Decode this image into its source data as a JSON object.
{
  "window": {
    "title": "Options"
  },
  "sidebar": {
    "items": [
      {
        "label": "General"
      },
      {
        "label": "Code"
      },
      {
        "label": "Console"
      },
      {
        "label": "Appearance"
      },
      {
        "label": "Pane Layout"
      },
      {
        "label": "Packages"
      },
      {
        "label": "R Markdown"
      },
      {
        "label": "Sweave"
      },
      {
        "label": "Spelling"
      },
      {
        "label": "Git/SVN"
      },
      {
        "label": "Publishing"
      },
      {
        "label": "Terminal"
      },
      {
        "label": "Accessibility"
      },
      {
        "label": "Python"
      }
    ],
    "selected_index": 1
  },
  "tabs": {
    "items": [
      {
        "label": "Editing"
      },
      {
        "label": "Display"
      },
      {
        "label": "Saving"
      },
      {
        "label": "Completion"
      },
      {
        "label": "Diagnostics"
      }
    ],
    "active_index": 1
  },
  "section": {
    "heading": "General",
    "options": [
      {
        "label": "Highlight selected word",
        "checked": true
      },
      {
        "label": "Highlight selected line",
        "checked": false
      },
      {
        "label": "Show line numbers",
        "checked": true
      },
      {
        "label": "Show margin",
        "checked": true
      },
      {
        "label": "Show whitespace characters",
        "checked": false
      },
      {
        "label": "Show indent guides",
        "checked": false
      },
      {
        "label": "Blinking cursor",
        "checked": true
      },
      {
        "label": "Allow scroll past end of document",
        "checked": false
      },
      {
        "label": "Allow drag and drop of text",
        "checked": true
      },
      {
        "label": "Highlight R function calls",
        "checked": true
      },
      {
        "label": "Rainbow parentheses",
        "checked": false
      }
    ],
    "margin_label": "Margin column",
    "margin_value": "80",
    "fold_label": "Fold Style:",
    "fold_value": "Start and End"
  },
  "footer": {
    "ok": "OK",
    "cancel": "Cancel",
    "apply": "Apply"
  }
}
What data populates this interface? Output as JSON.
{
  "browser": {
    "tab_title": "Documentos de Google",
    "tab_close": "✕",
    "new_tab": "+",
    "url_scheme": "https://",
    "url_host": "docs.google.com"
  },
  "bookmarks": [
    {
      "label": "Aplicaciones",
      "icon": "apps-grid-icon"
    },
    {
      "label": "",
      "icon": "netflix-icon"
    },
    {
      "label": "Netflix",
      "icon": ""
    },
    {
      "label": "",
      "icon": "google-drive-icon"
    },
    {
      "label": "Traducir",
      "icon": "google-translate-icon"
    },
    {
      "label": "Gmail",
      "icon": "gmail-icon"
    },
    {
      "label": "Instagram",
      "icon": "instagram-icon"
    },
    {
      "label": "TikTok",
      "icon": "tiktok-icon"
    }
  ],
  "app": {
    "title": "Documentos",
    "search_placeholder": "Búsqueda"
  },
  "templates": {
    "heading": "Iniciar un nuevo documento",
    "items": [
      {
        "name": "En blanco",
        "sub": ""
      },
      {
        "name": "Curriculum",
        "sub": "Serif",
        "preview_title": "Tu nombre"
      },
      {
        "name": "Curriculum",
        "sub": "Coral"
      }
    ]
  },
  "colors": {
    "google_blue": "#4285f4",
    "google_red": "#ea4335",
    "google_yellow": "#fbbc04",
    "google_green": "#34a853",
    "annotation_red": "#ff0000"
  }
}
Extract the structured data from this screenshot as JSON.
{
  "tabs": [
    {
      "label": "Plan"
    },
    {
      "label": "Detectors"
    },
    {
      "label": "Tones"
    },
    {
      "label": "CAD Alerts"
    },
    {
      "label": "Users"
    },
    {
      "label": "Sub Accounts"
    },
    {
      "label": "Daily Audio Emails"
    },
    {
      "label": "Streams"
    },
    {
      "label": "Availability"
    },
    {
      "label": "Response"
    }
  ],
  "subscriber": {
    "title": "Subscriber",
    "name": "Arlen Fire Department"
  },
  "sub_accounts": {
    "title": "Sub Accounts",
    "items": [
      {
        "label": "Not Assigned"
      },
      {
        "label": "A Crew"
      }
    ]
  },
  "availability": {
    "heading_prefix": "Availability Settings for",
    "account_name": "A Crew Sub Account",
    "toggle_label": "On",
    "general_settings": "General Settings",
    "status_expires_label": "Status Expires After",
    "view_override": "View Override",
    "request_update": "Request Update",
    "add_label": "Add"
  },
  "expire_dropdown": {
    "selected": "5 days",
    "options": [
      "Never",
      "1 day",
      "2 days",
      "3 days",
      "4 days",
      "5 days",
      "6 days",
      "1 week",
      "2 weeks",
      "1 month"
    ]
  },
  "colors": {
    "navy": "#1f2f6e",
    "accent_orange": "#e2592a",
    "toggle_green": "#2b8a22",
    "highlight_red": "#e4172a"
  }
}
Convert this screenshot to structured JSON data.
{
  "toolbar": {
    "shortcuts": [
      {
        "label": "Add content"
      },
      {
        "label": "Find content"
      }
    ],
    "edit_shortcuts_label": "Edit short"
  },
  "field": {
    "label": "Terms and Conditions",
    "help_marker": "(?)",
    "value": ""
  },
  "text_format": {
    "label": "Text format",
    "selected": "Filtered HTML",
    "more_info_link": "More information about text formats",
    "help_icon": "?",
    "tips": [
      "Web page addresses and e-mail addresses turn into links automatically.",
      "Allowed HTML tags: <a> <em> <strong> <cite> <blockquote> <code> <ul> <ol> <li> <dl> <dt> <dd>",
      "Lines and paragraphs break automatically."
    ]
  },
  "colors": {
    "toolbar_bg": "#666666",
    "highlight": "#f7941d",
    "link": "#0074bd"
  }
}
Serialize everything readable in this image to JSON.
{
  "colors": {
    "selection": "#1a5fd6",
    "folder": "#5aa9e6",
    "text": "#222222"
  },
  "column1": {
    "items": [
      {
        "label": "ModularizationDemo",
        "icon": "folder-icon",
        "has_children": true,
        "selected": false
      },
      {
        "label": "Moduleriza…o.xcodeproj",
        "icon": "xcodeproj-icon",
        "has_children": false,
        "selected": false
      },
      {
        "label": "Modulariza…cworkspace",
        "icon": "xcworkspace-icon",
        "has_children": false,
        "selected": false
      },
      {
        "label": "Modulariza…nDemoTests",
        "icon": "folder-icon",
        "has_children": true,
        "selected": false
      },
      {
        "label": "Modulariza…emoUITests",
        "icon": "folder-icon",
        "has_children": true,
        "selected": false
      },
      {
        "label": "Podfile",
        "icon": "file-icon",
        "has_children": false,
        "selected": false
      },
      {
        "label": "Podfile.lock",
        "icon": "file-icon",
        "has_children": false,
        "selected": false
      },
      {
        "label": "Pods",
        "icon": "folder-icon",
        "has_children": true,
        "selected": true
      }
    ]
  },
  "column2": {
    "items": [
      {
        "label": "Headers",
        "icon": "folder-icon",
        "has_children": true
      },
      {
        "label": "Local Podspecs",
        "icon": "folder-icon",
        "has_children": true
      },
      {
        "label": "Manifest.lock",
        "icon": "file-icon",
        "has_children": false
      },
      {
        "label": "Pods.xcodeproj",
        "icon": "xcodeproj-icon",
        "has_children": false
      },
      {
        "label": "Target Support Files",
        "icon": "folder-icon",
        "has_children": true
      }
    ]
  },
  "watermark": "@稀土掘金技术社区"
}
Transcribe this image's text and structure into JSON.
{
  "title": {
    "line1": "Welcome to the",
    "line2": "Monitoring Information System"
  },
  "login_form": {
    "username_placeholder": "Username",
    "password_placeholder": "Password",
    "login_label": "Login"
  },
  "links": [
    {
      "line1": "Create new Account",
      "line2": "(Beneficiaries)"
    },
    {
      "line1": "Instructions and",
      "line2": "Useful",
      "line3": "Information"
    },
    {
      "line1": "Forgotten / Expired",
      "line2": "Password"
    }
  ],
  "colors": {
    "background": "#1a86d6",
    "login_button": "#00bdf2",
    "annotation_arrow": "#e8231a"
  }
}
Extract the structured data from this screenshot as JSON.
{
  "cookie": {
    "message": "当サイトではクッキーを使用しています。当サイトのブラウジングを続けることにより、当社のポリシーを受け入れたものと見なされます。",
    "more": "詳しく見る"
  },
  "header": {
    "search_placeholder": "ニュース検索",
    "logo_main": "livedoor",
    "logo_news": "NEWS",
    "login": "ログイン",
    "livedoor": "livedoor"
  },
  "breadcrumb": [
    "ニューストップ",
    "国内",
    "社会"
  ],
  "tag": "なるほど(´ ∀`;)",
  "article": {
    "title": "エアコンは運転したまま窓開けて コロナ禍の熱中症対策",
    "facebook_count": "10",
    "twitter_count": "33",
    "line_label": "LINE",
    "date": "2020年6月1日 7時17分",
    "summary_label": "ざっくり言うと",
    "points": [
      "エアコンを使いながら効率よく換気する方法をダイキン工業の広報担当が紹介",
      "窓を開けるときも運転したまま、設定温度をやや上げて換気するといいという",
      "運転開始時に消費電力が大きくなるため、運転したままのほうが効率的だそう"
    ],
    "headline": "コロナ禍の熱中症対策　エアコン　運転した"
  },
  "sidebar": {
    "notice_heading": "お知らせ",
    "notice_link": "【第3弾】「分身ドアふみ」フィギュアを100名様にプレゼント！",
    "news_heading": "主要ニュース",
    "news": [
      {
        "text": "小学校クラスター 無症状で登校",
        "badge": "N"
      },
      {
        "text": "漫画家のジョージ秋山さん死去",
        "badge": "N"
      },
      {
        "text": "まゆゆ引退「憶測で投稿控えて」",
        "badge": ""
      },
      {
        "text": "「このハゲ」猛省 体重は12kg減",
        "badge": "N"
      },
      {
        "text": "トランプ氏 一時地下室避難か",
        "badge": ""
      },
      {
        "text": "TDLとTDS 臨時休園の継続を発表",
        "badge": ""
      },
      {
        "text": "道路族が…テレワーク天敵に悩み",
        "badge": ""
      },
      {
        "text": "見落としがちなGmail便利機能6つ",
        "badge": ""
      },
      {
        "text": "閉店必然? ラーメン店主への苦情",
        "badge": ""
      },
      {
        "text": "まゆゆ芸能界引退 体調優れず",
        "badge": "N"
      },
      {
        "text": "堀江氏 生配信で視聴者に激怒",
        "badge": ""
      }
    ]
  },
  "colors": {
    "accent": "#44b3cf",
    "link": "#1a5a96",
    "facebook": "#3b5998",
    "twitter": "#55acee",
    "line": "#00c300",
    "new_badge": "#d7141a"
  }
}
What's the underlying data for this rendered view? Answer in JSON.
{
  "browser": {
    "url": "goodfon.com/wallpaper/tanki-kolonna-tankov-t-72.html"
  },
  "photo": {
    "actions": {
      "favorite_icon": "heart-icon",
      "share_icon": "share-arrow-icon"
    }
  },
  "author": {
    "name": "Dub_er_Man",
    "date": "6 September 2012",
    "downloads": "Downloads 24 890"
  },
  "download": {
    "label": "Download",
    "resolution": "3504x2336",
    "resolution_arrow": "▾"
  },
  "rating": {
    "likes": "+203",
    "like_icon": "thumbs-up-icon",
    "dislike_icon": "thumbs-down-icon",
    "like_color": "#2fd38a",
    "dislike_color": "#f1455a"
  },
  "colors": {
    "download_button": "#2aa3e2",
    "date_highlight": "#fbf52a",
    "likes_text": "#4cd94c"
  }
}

- - -

> _What is being asked_:
Return, unchanged, each line from the line containing "What's the underlying" through the last line of the material.

> _Solution for this task_:
What's the underlying data for this rendered view? Answer in JSON.
{
  "browser": {
    "url": "goodfon.com/wallpaper/tanki-kolonna-tankov-t-72.html"
  },
  "photo": {
    "actions": {
      "favorite_icon": "heart-icon",
      "share_icon": "share-arrow-icon"
    }
  },
  "author": {
    "name": "Dub_er_Man",
    "date": "6 September 2012",
    "downloads": "Downloads 24 890"
  },
  "download": {
    "label": "Download",
    "resolution": "3504x2336",
    "resolution_arrow": "▾"
  },
  "rating": {
    "likes": "+203",
    "like_icon": "thumbs-up-icon",
    "dislike_icon": "thumbs-down-icon",
    "like_color": "#2fd38a",
    "dislike_color": "#f1455a"
  },
  "colors": {
    "download_button": "#2aa3e2",
    "date_highlight": "#fbf52a",
    "likes_text": "#4cd94c"
  }
}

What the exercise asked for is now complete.